> **PROBLEM DETAILS**:
From the listing below, pull each line that includes "services".

== SUPPLIED INFORMATION ==

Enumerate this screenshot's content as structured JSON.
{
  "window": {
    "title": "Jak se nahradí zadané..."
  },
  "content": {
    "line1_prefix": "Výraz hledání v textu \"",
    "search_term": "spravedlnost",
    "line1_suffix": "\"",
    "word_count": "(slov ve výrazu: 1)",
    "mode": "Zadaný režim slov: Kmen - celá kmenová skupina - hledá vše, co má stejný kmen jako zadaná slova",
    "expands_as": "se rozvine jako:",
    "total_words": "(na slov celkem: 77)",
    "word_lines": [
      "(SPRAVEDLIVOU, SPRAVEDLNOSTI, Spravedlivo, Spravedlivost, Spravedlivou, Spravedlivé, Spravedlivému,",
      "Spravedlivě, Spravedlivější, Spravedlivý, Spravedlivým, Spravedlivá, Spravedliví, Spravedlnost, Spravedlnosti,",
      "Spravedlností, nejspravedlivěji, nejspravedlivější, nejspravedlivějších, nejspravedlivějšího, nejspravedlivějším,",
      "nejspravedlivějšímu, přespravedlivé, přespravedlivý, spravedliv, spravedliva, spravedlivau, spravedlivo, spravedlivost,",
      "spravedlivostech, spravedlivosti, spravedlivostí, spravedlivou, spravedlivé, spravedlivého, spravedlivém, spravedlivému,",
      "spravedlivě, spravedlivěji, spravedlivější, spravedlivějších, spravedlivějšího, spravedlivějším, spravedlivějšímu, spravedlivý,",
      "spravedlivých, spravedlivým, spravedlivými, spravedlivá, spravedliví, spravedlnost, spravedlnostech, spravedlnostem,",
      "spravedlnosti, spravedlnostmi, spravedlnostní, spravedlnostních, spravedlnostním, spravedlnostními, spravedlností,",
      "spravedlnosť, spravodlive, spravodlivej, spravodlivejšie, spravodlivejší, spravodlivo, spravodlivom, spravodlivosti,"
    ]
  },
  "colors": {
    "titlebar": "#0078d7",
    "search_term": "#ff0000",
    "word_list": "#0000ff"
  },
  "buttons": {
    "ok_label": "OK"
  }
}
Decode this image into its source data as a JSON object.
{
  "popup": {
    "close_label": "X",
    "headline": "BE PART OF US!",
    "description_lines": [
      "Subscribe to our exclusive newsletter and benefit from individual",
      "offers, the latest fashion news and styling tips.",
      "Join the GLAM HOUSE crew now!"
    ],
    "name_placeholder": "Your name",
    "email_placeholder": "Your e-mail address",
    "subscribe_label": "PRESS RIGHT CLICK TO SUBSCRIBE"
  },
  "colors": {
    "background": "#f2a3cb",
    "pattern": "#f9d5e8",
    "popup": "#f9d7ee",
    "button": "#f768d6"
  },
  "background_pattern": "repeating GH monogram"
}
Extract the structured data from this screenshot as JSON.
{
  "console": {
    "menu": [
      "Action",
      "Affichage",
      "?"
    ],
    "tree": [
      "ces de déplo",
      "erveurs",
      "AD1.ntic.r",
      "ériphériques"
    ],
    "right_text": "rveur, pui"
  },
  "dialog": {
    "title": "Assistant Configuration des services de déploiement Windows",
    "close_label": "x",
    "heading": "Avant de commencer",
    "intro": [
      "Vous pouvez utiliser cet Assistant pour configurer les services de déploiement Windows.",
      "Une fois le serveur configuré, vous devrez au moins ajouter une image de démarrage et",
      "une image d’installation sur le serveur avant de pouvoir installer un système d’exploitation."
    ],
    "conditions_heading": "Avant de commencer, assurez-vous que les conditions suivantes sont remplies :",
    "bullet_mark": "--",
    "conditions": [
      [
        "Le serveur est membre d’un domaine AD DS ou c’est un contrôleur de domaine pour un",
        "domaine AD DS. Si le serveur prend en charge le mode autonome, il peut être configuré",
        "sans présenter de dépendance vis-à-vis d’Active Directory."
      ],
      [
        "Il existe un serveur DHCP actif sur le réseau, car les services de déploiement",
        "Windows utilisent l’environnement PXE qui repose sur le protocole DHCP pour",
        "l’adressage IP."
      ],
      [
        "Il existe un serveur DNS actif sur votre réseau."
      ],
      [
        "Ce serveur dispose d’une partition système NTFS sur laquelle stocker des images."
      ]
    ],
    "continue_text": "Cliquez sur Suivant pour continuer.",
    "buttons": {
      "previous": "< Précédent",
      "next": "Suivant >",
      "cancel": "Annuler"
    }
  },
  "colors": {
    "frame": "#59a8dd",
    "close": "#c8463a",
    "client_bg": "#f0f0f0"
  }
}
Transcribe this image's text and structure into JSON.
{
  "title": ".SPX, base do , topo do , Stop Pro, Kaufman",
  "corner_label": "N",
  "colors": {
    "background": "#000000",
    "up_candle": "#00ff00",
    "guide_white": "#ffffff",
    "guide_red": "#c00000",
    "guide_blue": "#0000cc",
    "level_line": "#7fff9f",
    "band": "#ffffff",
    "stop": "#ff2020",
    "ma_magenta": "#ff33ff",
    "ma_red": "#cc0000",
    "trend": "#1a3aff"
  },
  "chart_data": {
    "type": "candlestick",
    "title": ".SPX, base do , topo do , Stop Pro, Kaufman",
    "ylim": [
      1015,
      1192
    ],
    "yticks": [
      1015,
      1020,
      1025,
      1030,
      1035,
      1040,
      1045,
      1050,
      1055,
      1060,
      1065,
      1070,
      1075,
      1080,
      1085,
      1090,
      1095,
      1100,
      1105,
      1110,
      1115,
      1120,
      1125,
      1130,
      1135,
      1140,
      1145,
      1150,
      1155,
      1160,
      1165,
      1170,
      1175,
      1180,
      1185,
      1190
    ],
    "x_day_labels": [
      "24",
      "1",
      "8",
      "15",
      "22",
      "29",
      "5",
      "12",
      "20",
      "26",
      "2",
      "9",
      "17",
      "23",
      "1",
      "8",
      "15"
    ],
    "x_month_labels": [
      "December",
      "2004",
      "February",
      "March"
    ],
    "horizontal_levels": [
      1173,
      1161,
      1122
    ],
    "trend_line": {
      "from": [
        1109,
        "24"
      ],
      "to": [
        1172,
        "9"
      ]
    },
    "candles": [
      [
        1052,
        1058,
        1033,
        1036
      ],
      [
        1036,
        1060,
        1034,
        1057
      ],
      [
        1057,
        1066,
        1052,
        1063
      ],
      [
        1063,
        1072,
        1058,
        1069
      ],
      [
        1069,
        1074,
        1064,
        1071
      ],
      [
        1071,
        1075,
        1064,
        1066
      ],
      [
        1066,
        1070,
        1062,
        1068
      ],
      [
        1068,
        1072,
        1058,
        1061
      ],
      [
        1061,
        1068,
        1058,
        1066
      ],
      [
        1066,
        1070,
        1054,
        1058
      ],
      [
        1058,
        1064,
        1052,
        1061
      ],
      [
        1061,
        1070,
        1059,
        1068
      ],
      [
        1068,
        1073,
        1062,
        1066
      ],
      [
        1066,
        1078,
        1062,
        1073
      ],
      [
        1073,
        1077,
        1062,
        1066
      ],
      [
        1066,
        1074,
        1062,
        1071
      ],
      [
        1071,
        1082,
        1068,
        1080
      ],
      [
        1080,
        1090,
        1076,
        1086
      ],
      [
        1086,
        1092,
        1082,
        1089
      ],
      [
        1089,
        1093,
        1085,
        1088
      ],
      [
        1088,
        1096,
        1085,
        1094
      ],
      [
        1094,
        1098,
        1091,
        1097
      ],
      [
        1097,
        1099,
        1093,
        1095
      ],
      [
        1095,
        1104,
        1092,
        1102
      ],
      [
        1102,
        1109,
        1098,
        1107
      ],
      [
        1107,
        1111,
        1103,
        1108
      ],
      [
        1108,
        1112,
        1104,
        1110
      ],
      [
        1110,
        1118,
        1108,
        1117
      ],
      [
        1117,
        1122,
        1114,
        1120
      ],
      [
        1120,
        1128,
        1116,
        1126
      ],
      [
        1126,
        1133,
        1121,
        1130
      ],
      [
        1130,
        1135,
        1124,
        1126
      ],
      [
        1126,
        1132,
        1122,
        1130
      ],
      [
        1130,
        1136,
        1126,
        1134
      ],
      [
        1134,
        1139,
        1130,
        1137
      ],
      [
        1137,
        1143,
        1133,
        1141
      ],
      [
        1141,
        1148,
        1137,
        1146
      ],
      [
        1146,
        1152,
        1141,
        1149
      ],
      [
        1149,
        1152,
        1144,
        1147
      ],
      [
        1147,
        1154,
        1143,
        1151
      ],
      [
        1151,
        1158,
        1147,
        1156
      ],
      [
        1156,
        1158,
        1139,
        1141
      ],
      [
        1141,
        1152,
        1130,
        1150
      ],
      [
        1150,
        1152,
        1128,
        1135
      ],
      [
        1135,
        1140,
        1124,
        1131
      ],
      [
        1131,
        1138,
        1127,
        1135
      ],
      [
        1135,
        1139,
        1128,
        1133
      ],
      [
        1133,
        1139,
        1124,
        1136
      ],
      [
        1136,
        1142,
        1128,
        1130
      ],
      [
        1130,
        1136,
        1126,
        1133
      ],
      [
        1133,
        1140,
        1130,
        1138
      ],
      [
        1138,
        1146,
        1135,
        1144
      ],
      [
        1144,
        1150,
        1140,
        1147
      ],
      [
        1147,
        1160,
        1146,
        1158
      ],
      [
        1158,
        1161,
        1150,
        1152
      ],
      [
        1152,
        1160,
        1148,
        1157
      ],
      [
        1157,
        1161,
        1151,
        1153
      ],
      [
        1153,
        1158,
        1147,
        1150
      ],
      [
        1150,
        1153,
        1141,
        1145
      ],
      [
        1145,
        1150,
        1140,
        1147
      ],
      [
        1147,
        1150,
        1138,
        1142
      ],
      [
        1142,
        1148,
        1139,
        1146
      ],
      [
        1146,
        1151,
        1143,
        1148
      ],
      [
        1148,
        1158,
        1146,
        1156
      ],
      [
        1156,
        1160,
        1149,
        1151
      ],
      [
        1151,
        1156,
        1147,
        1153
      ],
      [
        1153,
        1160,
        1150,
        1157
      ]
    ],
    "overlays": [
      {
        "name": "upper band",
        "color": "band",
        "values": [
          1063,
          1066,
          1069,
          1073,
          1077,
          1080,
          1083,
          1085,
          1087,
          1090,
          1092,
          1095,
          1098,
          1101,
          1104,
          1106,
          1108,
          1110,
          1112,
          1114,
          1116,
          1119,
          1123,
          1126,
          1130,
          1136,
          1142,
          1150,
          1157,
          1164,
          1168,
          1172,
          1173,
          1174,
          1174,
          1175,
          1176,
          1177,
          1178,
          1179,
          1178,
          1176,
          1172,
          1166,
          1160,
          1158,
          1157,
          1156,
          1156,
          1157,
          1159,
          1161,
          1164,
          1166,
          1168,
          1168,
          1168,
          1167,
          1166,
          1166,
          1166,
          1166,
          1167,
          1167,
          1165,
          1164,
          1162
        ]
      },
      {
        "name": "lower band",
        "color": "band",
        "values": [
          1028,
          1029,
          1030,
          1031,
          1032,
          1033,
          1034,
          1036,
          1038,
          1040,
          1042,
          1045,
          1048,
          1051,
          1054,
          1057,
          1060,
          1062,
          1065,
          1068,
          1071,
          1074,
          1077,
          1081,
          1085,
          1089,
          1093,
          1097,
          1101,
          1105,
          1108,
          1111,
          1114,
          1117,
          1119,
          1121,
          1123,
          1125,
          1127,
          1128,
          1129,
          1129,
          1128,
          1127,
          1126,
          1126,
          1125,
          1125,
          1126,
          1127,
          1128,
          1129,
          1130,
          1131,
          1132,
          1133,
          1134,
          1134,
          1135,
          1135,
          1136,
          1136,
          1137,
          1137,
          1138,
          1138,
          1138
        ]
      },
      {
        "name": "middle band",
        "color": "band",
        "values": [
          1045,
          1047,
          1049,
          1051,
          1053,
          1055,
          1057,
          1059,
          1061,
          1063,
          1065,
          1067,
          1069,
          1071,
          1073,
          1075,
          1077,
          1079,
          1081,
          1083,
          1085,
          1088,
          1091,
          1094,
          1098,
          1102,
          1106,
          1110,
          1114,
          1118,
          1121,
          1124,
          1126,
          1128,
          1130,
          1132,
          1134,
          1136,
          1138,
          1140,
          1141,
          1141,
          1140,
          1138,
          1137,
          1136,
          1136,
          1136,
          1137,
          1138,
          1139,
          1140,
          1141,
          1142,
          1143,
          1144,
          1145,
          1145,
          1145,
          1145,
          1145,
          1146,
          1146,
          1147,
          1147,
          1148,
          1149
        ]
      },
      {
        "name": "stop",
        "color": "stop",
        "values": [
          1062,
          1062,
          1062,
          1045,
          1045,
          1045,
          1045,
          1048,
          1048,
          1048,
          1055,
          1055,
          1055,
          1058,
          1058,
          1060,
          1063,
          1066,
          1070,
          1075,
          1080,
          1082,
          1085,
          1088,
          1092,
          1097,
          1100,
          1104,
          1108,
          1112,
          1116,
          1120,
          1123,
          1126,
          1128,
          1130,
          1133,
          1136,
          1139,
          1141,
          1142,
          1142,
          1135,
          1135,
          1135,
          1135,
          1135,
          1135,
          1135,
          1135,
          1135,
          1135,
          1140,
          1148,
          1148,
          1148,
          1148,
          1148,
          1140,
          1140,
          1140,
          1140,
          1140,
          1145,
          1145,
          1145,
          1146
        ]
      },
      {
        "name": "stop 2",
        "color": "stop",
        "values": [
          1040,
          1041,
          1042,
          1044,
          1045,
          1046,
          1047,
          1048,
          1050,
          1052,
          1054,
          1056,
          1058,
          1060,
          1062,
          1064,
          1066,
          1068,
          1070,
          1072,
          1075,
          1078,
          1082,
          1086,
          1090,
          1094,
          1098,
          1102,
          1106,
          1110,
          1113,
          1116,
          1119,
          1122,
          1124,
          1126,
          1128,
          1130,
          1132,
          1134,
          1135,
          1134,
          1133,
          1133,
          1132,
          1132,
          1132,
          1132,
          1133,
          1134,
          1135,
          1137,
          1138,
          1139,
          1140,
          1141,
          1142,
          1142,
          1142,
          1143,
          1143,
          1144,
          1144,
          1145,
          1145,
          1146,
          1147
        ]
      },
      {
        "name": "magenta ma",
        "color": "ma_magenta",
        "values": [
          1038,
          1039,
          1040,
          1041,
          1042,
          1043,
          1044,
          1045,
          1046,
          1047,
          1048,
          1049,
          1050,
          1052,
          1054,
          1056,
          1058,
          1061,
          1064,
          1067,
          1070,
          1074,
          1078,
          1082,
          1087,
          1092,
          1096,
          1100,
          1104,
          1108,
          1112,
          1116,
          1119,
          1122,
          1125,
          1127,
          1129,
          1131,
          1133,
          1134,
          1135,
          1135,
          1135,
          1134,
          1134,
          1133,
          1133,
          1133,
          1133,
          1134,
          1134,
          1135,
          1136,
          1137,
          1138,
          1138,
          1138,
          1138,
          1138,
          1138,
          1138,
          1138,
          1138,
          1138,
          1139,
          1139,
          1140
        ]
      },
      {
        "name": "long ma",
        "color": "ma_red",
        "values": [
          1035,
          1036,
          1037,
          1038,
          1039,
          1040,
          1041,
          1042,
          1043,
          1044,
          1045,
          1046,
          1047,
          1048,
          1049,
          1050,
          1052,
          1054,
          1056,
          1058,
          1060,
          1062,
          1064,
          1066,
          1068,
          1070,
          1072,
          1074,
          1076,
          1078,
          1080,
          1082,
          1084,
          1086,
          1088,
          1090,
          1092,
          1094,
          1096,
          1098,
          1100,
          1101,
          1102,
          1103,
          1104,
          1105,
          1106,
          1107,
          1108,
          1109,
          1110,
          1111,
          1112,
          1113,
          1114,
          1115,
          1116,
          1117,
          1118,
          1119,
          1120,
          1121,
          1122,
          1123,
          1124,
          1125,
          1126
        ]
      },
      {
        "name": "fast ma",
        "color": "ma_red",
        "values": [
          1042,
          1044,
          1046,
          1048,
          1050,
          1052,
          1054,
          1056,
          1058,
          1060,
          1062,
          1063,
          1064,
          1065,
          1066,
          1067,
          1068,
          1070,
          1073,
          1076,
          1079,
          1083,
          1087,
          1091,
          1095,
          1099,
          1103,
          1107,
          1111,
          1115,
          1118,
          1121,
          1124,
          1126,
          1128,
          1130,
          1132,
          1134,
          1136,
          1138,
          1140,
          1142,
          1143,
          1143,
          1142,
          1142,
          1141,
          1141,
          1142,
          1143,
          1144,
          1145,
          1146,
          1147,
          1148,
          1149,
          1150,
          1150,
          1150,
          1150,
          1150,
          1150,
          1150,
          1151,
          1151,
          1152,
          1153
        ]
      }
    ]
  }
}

===

> **EXERCISE ANSWER**:
    "title": "Assistant Configuration des services de déploiement Windows",
      "Vous pouvez utiliser cet Assistant pour configurer les services de déploiement Windows.",
        "Il existe un serveur DHCP actif sur le réseau, car les services de déploiement",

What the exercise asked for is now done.